Stored data entries
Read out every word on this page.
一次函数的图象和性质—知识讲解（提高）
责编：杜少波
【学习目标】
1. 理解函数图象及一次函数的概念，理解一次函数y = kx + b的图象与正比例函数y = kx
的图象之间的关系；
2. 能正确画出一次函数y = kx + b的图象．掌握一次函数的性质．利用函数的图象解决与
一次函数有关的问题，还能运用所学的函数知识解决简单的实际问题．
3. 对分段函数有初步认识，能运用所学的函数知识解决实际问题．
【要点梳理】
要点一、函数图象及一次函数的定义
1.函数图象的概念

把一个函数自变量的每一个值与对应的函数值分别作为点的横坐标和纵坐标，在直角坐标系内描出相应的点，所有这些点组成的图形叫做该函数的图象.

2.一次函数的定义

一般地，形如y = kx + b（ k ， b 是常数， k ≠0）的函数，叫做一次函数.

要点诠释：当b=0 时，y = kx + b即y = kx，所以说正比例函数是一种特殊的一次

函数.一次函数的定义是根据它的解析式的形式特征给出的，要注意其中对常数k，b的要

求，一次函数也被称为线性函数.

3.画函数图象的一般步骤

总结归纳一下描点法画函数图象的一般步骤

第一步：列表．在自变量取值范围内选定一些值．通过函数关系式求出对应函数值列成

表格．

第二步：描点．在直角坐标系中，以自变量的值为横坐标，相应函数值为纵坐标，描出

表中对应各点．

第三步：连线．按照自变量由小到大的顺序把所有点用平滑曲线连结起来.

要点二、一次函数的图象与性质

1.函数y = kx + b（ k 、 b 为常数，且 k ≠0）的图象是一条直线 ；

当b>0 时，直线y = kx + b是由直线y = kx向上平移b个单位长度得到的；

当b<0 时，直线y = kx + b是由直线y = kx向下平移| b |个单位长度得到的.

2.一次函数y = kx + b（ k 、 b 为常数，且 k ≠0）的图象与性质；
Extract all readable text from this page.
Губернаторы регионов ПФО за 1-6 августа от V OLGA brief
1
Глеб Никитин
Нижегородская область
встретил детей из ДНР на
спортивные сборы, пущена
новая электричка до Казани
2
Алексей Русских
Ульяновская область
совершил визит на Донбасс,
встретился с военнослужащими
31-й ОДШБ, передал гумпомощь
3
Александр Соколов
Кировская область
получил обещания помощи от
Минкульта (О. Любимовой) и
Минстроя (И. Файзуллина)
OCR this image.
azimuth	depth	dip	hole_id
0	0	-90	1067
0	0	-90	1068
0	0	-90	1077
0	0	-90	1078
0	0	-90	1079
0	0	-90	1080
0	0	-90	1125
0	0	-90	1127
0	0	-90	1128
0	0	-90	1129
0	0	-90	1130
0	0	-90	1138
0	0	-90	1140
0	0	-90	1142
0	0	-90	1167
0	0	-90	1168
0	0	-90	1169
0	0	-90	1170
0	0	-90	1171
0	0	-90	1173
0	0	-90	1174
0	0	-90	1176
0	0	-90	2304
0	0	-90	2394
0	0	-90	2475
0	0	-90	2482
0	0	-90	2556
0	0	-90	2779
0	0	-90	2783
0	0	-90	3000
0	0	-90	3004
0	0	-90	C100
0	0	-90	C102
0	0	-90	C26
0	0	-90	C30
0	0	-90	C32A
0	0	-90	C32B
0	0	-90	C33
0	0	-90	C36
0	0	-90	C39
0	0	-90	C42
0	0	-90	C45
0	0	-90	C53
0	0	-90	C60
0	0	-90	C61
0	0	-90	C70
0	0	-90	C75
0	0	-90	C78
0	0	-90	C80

▶ [What is needed] All of the data shown above must be copied exactly.

▶ [Answer for the task]
Read out every word on this page.
一次函数的图象和性质—知识讲解（提高）
责编：杜少波
【学习目标】
1. 理解函数图象及一次函数的概念，理解一次函数y = kx + b的图象与正比例函数y = kx
的图象之间的关系；
2. 能正确画出一次函数y = kx + b的图象．掌握一次函数的性质．利用函数的图象解决与
一次函数有关的问题，还能运用所学的函数知识解决简单的实际问题．
3. 对分段函数有初步认识，能运用所学的函数知识解决实际问题．
【要点梳理】
要点一、函数图象及一次函数的定义
1.函数图象的概念

把一个函数自变量的每一个值与对应的函数值分别作为点的横坐标和纵坐标，在直角坐标系内描出相应的点，所有这些点组成的图形叫做该函数的图象.

2.一次函数的定义

一般地，形如y = kx + b（ k ， b 是常数， k ≠0）的函数，叫做一次函数.

要点诠释：当b=0 时，y = kx + b即y = kx，所以说正比例函数是一种特殊的一次

函数.一次函数的定义是根据它的解析式的形式特征给出的，要注意其中对常数k，b的要

求，一次函数也被称为线性函数.

3.画函数图象的一般步骤

总结归纳一下描点法画函数图象的一般步骤

第一步：列表．在自变量取值范围内选定一些值．通过函数关系式求出对应函数值列成

表格．

第二步：描点．在直角坐标系中，以自变量的值为横坐标，相应函数值为纵坐标，描出

表中对应各点．

第三步：连线．按照自变量由小到大的顺序把所有点用平滑曲线连结起来.

要点二、一次函数的图象与性质

1.函数y = kx + b（ k 、 b 为常数，且 k ≠0）的图象是一条直线 ；

当b>0 时，直线y = kx + b是由直线y = kx向上平移b个单位长度得到的；

当b<0 时，直线y = kx + b是由直线y = kx向下平移| b |个单位长度得到的.

2.一次函数y = kx + b（ k 、 b 为常数，且 k ≠0）的图象与性质；
Extract all readable text from this page.
Губернаторы регионов ПФО за 1-6 августа от V OLGA brief
1
Глеб Никитин
Нижегородская область
встретил детей из ДНР на
спортивные сборы, пущена
новая электричка до Казани
2
Алексей Русских
Ульяновская область
совершил визит на Донбасс,
встретился с военнослужащими
31-й ОДШБ, передал гумпомощь
3
Александр Соколов
Кировская область
получил обещания помощи от
Минкульта (О. Любимовой) и
Минстроя (И. Файзуллина)
OCR this image.
azimuth	depth	dip	hole_id
0	0	-90	1067
0	0	-90	1068
0	0	-90	1077
0	0	-90	1078
0	0	-90	1079
0	0	-90	1080
0	0	-90	1125
0	0	-90	1127
0	0	-90	1128
0	0	-90	1129
0	0	-90	1130
0	0	-90	1138
0	0	-90	1140
0	0	-90	1142
0	0	-90	1167
0	0	-90	1168
0	0	-90	1169
0	0	-90	1170
0	0	-90	1171
0	0	-90	1173
0	0	-90	1174
0	0	-90	1176
0	0	-90	2304
0	0	-90	2394
0	0	-90	2475
0	0	-90	2482
0	0	-90	2556
0	0	-90	2779
0	0	-90	2783
0	0	-90	3000
0	0	-90	3004
0	0	-90	C100
0	0	-90	C102
0	0	-90	C26
0	0	-90	C30
0	0	-90	C32A
0	0	-90	C32B
0	0	-90	C33
0	0	-90	C36
0	0	-90	C39
0	0	-90	C42
0	0	-90	C45
0	0	-90	C53
0	0	-90	C60
0	0	-90	C61
0	0	-90	C70
0	0	-90	C75
0	0	-90	C78
0	0	-90	C80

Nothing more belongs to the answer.